» **The problem**
Take from the listing each line that has the string "processes".

» **Dataset records**
■ ■ ■

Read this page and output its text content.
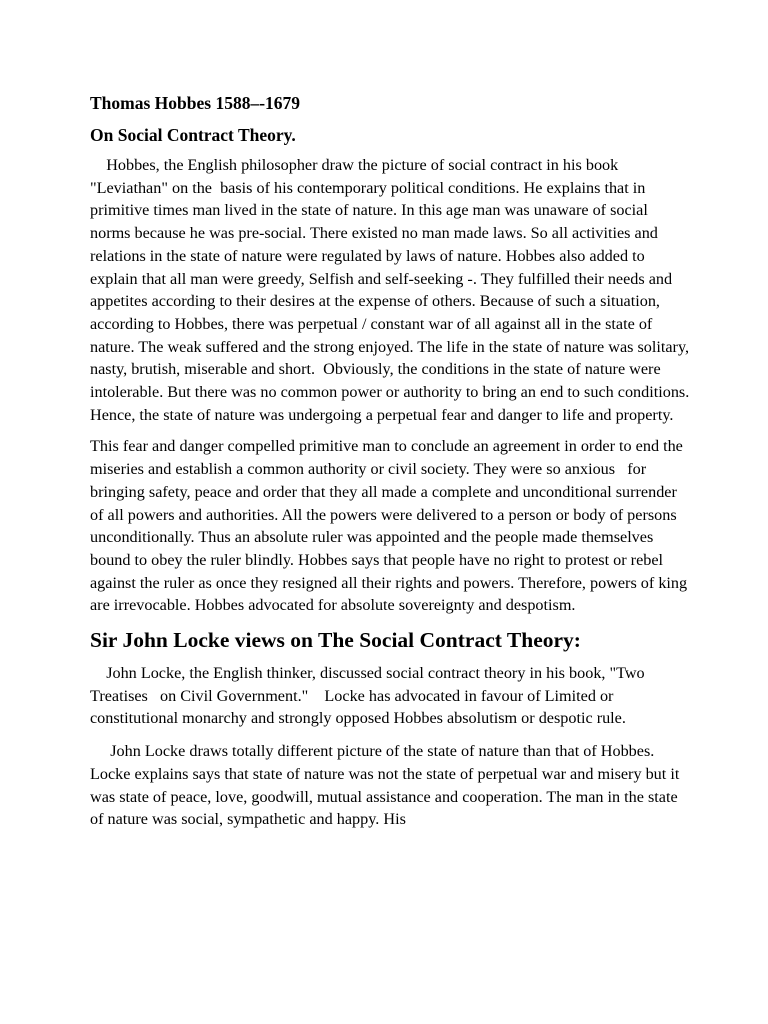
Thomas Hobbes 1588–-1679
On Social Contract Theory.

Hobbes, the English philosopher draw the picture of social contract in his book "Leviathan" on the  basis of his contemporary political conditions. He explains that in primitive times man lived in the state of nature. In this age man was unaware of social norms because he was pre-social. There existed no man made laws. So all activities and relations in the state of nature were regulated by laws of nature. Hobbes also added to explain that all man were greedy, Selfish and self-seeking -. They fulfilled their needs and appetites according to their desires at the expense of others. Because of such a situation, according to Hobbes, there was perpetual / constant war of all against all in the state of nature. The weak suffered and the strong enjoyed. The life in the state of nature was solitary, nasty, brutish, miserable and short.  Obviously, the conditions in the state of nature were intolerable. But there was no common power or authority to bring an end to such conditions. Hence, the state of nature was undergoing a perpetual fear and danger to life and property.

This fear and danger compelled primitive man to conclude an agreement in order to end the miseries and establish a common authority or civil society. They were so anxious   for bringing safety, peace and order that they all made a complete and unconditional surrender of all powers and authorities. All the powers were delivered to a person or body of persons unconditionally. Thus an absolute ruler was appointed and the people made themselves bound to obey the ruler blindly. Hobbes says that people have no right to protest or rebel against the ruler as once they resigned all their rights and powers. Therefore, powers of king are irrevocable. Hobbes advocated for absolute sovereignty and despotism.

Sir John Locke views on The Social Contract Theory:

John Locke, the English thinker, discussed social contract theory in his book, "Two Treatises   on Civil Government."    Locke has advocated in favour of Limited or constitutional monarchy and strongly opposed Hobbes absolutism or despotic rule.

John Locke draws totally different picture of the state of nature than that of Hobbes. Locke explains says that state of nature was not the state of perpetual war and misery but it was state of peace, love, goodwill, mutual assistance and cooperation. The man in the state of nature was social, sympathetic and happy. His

■ ■ ■

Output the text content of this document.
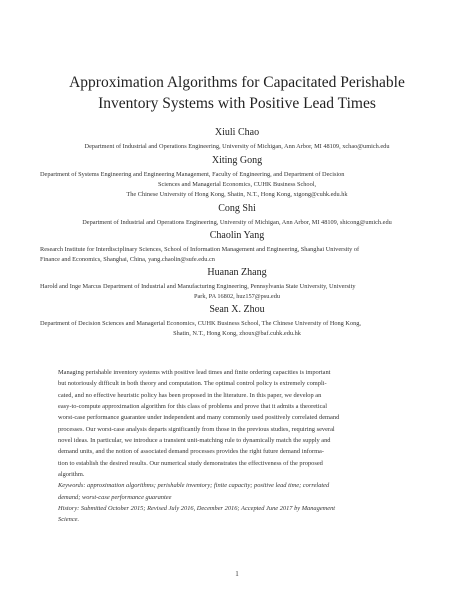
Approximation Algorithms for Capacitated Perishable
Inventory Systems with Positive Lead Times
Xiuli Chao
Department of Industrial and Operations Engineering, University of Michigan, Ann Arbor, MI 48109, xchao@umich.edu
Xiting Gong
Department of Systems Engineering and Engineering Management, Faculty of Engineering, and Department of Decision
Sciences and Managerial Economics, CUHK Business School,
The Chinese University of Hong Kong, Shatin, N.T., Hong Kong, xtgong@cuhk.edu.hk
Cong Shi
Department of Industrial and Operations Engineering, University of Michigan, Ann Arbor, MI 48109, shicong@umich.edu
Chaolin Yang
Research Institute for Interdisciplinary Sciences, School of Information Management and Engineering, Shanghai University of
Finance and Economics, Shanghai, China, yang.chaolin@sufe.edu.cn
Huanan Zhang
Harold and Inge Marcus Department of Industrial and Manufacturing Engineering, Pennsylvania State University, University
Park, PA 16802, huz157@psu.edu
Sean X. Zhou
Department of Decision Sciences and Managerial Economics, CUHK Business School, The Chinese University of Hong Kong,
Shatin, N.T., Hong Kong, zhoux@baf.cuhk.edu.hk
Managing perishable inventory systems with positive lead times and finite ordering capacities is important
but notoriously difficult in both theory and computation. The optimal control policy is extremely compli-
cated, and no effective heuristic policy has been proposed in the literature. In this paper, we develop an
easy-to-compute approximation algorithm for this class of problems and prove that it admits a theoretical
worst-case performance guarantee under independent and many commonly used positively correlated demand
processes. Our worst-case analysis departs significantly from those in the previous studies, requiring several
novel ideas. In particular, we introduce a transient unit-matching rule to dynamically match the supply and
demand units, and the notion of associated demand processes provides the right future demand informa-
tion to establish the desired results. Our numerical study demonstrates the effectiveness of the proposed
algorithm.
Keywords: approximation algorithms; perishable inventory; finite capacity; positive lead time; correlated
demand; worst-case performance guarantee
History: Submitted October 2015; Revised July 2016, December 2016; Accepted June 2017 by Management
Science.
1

■ ■ ■

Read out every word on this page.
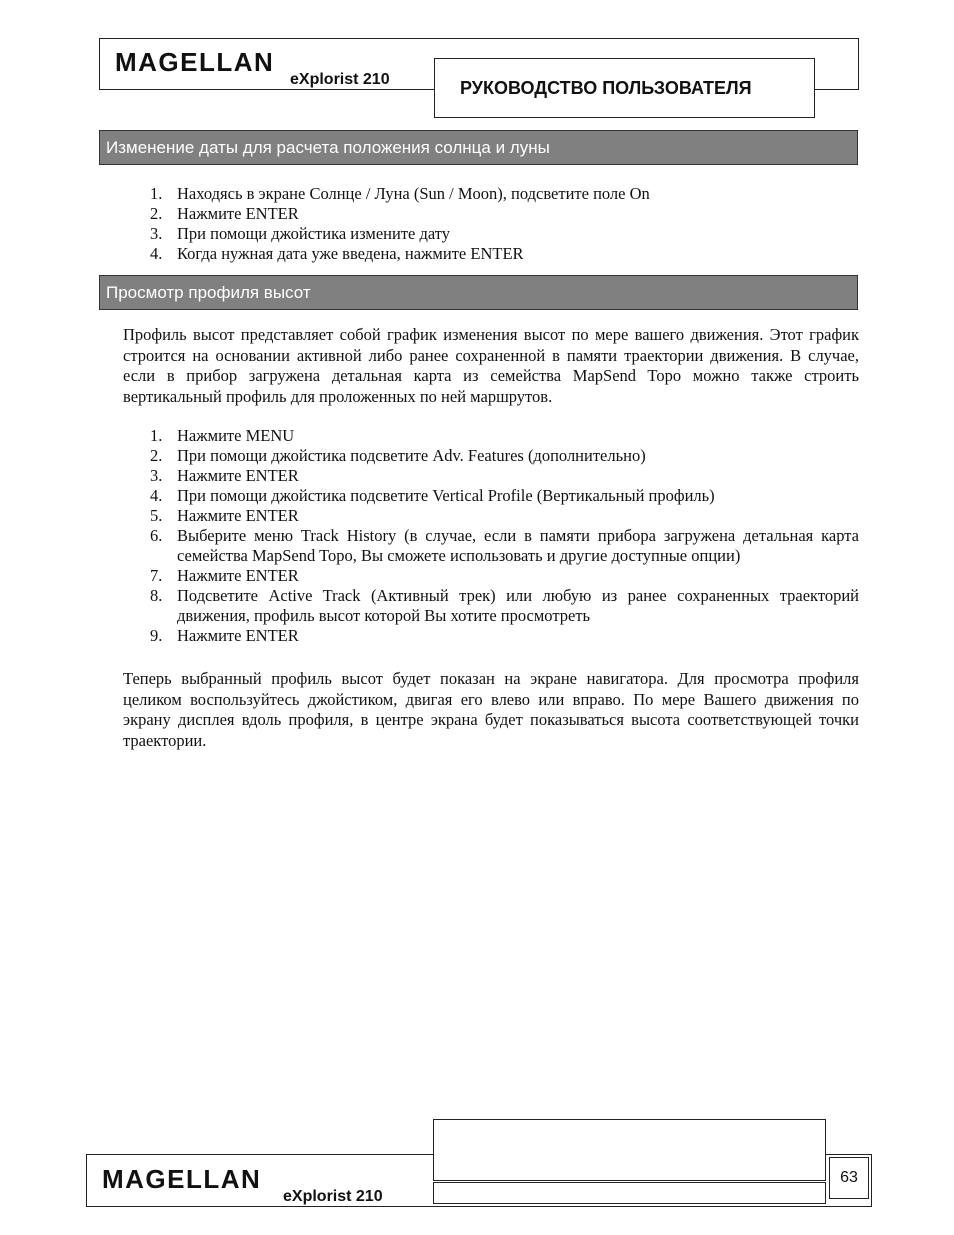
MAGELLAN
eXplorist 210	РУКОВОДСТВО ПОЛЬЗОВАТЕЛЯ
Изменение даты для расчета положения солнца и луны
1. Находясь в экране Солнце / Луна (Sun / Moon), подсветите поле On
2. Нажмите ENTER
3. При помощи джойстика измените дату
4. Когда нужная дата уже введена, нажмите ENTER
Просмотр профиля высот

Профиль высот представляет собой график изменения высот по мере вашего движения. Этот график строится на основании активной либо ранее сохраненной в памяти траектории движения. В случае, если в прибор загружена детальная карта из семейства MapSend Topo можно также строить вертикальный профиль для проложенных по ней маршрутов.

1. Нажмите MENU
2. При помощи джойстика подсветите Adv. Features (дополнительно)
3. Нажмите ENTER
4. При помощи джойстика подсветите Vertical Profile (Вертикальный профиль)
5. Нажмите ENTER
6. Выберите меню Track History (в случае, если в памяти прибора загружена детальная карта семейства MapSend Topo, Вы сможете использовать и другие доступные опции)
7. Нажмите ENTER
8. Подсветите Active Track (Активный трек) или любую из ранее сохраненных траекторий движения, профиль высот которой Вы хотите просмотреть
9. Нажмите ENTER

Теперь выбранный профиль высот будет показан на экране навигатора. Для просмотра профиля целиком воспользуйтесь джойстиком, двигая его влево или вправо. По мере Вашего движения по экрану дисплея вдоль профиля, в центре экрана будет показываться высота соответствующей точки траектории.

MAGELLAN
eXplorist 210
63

■ ■ ■

» **Reply to the task**
processes. Our worst-case analysis departs significantly from those in the previous studies, requiring several
demand units, and the notion of associated demand processes provides the right future demand informa-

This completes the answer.